◆ **Exercise**: Give all the lines below again, exactly, with no pictures.

-------- Records for the exercise

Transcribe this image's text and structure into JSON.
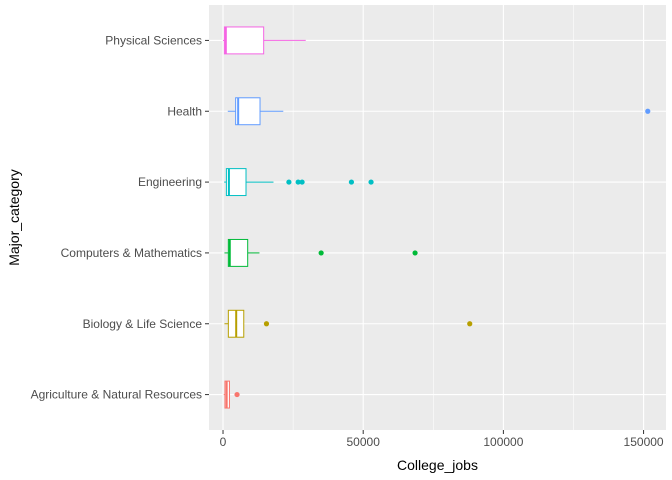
{
  "chart_data": {
    "type": "boxplot",
    "orientation": "horizontal",
    "xlabel": "College_jobs",
    "ylabel": "Major_category",
    "xlim": [
      -5000,
      158000
    ],
    "x_ticks": [
      0,
      50000,
      100000,
      150000
    ],
    "x_tick_labels": [
      "0",
      "50000",
      "100000",
      "150000"
    ],
    "grid": true,
    "legend": "none",
    "categories": [
      {
        "name": "Agriculture & Natural Resources",
        "color": "#F8766D",
        "min": 250,
        "q1": 700,
        "median": 1300,
        "q3": 2300,
        "max": 2500,
        "outliers": [
          5000
        ]
      },
      {
        "name": "Biology & Life Science",
        "color": "#B79F00",
        "min": 500,
        "q1": 1900,
        "median": 4700,
        "q3": 7400,
        "max": 7400,
        "outliers": [
          15500,
          88000
        ]
      },
      {
        "name": "Computers & Mathematics",
        "color": "#00BA38",
        "min": 500,
        "q1": 1900,
        "median": 2400,
        "q3": 8800,
        "max": 13000,
        "outliers": [
          35000,
          68500
        ]
      },
      {
        "name": "Engineering",
        "color": "#00BFC4",
        "min": 400,
        "q1": 1200,
        "median": 2100,
        "q3": 8200,
        "max": 18000,
        "outliers": [
          23500,
          26800,
          28200,
          45800,
          52800
        ]
      },
      {
        "name": "Health",
        "color": "#619CFF",
        "min": 1700,
        "q1": 4500,
        "median": 5400,
        "q3": 13200,
        "max": 21500,
        "outliers": [
          151500
        ]
      },
      {
        "name": "Physical Sciences",
        "color": "#F564E3",
        "min": 0,
        "q1": 500,
        "median": 1000,
        "q3": 14500,
        "max": 29500,
        "outliers": []
      }
    ]
  }
}
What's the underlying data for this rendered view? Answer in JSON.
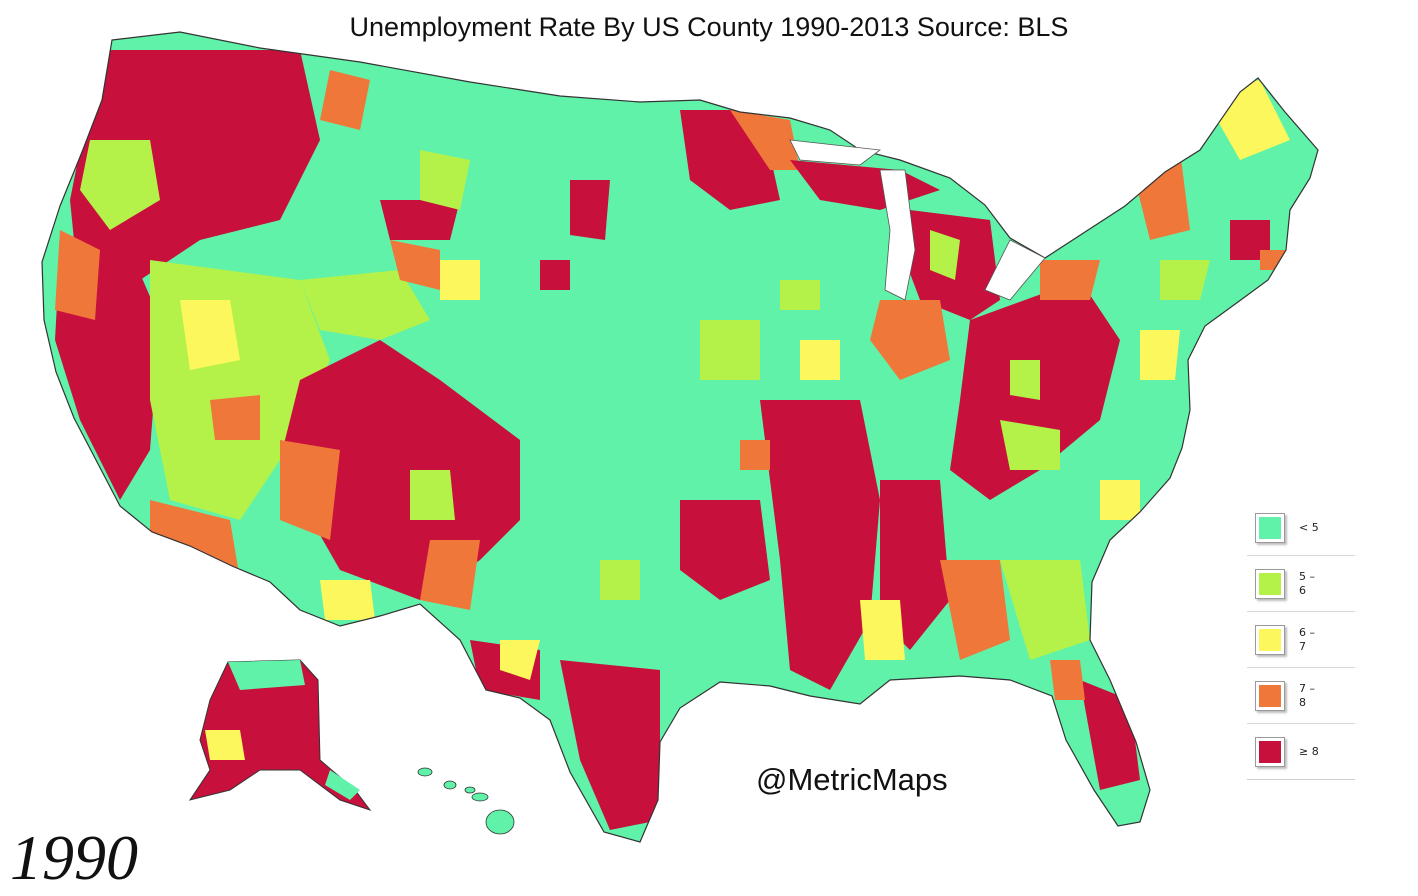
{
  "title": "Unemployment Rate By US County 1990-2013 Source: BLS",
  "year": "1990",
  "credit": "@MetricMaps",
  "legend": [
    {
      "label": "< 5",
      "color": "#5ff2a8"
    },
    {
      "label": "5 –\n6",
      "color": "#b4f249"
    },
    {
      "label": "6 –\n7",
      "color": "#fbf75d"
    },
    {
      "label": "7 –\n8",
      "color": "#f0773a"
    },
    {
      "label": "≥ 8",
      "color": "#c8103d"
    }
  ]
}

----------------

◆ **Full solution**:
Transcribe this image's text and structure into JSON.
{
  "chart_data": {
    "type": "boxplot",
    "orientation": "horizontal",
    "xlabel": "College_jobs",
    "ylabel": "Major_category",
    "xlim": [
      -5000,
      158000
    ],
    "x_ticks": [
      0,
      50000,
      100000,
      150000
    ],
    "x_tick_labels": [
      "0",
      "50000",
      "100000",
      "150000"
    ],
    "grid": true,
    "legend": "none",
    "categories": [
      {
        "name": "Agriculture & Natural Resources",
        "color": "#F8766D",
        "min": 250,
        "q1": 700,
        "median": 1300,
        "q3": 2300,
        "max": 2500,
        "outliers": [
          5000
        ]
      },
      {
        "name": "Biology & Life Science",
        "color": "#B79F00",
        "min": 500,
        "q1": 1900,
        "median": 4700,
        "q3": 7400,
        "max": 7400,
        "outliers": [
          15500,
          88000
        ]
      },
      {
        "name": "Computers & Mathematics",
        "color": "#00BA38",
        "min": 500,
        "q1": 1900,
        "median": 2400,
        "q3": 8800,
        "max": 13000,
        "outliers": [
          35000,
          68500
        ]
      },
      {
        "name": "Engineering",
        "color": "#00BFC4",
        "min": 400,
        "q1": 1200,
        "median": 2100,
        "q3": 8200,
        "max": 18000,
        "outliers": [
          23500,
          26800,
          28200,
          45800,
          52800
        ]
      },
      {
        "name": "Health",
        "color": "#619CFF",
        "min": 1700,
        "q1": 4500,
        "median": 5400,
        "q3": 13200,
        "max": 21500,
        "outliers": [
          151500
        ]
      },
      {
        "name": "Physical Sciences",
        "color": "#F564E3",
        "min": 0,
        "q1": 500,
        "median": 1000,
        "q3": 14500,
        "max": 29500,
        "outliers": []
      }
    ]
  }
}
What's the underlying data for this rendered view? Answer in JSON.
{
  "title": "Unemployment Rate By US County 1990-2013 Source: BLS",
  "year": "1990",
  "credit": "@MetricMaps",
  "legend": [
    {
      "label": "< 5",
      "color": "#5ff2a8"
    },
    {
      "label": "5 –\n6",
      "color": "#b4f249"
    },
    {
      "label": "6 –\n7",
      "color": "#fbf75d"
    },
    {
      "label": "7 –\n8",
      "color": "#f0773a"
    },
    {
      "label": "≥ 8",
      "color": "#c8103d"
    }
  ]
}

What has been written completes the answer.